(Extracted data entries)

★ ★ ★ ★ ★ ★ ★

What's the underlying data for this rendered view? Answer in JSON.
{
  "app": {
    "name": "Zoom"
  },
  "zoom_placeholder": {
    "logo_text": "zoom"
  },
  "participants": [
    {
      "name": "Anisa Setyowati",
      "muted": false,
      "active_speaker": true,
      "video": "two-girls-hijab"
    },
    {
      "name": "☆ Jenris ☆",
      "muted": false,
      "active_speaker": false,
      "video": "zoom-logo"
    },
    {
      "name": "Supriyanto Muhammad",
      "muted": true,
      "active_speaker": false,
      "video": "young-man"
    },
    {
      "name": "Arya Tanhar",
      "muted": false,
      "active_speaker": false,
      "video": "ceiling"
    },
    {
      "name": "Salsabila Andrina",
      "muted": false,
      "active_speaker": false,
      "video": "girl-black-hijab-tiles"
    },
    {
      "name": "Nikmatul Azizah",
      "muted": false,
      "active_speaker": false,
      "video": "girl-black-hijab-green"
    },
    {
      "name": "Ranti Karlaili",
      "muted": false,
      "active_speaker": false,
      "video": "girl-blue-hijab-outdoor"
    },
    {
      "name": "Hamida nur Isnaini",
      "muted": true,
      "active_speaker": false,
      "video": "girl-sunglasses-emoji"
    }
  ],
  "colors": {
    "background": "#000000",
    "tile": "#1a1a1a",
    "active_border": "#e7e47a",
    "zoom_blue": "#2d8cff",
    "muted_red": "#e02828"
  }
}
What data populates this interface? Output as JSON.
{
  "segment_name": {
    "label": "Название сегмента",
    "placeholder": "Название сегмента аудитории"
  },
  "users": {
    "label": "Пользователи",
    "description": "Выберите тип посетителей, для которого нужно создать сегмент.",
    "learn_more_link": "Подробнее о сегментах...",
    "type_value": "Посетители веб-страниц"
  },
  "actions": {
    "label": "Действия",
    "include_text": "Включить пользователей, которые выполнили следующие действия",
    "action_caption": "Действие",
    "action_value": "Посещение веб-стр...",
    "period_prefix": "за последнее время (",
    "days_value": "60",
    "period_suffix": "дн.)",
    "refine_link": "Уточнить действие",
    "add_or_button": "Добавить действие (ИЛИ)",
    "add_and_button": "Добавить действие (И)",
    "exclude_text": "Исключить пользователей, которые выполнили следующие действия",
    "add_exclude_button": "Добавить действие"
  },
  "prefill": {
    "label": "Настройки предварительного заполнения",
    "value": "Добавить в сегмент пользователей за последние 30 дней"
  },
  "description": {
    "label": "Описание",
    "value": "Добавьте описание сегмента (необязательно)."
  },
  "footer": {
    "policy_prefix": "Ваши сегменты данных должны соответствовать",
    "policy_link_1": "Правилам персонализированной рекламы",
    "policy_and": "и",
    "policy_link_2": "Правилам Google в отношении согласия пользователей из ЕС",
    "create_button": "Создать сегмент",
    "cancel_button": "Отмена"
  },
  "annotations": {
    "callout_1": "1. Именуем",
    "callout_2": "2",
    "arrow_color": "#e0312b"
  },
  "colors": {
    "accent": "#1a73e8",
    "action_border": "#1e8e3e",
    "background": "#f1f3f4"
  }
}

★ ★ ★ ★ ★ ★ ★

Write out every line of the entries that holds the word "выполнили".

## EXERCISE RESPONSE
    "include_text": "Включить пользователей, которые выполнили следующие действия",
    "exclude_text": "Исключить пользователей, которые выполнили следующие действия",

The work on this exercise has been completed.